What this task involves: Your task is to tally the lines of the listing containing the word "CRANBROOK" and report the figure alone.

Data provided:
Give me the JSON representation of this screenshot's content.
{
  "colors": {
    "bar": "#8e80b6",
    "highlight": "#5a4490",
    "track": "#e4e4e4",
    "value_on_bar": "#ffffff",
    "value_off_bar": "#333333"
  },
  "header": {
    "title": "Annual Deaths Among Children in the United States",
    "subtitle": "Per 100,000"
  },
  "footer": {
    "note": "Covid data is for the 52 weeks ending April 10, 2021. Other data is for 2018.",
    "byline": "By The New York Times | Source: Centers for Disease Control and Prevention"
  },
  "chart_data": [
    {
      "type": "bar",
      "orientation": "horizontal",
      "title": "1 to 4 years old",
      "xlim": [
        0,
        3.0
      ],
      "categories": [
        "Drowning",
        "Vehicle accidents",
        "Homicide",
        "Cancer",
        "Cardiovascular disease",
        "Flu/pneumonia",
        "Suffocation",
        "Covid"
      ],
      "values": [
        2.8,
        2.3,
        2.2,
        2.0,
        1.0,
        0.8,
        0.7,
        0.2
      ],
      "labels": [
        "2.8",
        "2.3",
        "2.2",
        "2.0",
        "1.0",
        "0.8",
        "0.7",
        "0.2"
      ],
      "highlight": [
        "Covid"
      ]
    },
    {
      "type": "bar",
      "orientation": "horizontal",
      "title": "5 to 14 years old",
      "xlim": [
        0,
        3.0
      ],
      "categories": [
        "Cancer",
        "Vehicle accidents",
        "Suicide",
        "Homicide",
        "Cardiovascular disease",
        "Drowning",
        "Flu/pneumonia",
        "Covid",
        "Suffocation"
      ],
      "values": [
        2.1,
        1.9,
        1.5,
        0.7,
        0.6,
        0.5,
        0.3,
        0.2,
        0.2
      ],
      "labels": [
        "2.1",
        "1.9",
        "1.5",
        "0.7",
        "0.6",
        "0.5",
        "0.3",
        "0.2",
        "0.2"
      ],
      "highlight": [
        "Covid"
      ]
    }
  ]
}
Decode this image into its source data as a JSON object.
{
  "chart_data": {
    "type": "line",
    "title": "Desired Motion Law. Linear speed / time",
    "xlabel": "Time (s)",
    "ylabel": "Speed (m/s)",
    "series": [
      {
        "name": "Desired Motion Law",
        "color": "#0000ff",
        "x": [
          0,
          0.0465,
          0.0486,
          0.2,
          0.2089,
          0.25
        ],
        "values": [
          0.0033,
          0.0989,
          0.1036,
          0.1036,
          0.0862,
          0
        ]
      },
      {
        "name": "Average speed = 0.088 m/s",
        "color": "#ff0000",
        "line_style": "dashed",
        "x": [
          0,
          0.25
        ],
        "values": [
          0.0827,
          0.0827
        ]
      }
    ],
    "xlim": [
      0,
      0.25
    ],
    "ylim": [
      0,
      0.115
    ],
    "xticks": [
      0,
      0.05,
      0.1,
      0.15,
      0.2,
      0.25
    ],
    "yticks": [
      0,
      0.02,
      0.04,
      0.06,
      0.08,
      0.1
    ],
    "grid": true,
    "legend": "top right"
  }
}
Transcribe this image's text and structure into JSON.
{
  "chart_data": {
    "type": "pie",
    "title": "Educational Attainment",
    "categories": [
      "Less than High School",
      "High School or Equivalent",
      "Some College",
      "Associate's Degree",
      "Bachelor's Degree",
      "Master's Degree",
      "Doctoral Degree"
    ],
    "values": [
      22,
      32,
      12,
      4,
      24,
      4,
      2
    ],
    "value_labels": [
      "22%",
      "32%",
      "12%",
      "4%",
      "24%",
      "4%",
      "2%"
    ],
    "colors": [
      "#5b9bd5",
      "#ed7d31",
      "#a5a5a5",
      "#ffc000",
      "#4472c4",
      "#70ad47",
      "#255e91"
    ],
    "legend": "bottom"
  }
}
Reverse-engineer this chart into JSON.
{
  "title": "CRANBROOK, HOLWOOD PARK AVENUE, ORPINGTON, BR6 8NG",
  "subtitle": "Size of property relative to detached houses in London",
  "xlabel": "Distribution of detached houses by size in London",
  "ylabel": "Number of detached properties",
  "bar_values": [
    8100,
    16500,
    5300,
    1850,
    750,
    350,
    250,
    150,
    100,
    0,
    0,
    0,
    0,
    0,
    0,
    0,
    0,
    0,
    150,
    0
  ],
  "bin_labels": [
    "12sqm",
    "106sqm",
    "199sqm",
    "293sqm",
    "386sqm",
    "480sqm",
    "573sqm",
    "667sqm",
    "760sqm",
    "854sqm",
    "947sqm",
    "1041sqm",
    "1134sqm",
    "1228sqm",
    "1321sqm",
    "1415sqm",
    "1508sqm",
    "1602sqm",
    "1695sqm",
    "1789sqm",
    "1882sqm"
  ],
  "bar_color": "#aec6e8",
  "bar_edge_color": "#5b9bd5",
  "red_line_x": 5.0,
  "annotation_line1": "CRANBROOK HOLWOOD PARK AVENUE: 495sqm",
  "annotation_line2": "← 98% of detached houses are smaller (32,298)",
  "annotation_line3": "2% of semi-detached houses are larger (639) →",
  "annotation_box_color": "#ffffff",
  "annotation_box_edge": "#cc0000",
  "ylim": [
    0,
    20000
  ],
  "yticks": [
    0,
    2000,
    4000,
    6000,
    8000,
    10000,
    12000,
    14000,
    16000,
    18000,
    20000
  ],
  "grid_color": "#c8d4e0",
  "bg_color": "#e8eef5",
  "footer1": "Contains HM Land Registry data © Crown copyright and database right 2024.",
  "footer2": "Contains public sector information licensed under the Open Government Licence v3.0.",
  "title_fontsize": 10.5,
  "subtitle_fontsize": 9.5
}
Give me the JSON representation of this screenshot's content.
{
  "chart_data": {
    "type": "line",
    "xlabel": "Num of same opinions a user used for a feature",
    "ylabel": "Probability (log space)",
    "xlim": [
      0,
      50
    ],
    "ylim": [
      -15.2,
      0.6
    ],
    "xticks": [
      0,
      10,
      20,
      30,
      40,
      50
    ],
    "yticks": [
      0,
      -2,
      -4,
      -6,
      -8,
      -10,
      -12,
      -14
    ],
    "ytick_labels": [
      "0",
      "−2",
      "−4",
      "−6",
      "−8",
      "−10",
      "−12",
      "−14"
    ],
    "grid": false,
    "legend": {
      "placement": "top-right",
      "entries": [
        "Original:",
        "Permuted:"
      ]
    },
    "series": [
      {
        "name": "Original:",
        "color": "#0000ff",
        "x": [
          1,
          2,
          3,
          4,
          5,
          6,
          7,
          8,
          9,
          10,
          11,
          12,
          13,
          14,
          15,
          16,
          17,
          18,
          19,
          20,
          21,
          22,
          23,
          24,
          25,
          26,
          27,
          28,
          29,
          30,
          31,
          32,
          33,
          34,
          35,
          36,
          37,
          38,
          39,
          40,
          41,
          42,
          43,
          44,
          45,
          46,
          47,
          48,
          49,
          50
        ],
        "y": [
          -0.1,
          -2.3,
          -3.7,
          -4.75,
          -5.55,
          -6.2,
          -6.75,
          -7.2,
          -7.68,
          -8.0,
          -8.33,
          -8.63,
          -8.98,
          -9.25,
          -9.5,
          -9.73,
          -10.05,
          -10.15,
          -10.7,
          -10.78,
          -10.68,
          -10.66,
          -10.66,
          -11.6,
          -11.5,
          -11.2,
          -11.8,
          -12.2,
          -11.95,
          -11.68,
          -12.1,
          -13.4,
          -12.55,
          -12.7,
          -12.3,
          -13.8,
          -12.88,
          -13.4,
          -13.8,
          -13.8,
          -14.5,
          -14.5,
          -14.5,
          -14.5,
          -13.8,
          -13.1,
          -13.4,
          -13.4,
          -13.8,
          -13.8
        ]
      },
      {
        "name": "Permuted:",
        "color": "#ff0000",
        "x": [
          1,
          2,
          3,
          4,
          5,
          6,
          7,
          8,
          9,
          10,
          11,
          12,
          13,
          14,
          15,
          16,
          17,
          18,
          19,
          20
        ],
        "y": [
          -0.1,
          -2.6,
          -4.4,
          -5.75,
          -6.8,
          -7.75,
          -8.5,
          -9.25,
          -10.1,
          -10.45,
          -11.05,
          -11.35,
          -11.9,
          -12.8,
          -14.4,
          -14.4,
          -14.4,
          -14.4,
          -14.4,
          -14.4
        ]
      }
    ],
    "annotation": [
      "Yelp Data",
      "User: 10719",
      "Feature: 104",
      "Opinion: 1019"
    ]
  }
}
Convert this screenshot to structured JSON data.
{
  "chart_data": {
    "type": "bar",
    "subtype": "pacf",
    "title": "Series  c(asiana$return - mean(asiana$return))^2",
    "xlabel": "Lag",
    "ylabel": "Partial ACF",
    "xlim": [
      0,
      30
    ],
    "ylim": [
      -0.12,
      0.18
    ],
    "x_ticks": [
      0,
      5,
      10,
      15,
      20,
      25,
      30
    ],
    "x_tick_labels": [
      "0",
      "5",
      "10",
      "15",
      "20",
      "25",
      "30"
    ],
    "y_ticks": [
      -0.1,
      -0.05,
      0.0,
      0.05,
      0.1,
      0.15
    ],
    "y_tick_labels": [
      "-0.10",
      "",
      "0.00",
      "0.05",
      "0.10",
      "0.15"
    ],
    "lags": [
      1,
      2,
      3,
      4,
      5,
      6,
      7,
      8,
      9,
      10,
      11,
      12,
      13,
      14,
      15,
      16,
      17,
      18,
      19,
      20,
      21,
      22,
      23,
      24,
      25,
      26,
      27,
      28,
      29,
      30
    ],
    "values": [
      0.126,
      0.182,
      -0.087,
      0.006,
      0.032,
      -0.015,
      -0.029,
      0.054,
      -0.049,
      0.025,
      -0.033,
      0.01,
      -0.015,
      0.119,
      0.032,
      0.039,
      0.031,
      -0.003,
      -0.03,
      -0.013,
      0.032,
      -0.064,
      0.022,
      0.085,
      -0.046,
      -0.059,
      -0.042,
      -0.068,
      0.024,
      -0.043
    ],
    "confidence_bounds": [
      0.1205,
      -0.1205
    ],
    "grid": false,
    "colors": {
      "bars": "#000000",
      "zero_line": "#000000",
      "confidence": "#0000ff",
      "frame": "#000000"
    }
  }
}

The output: 2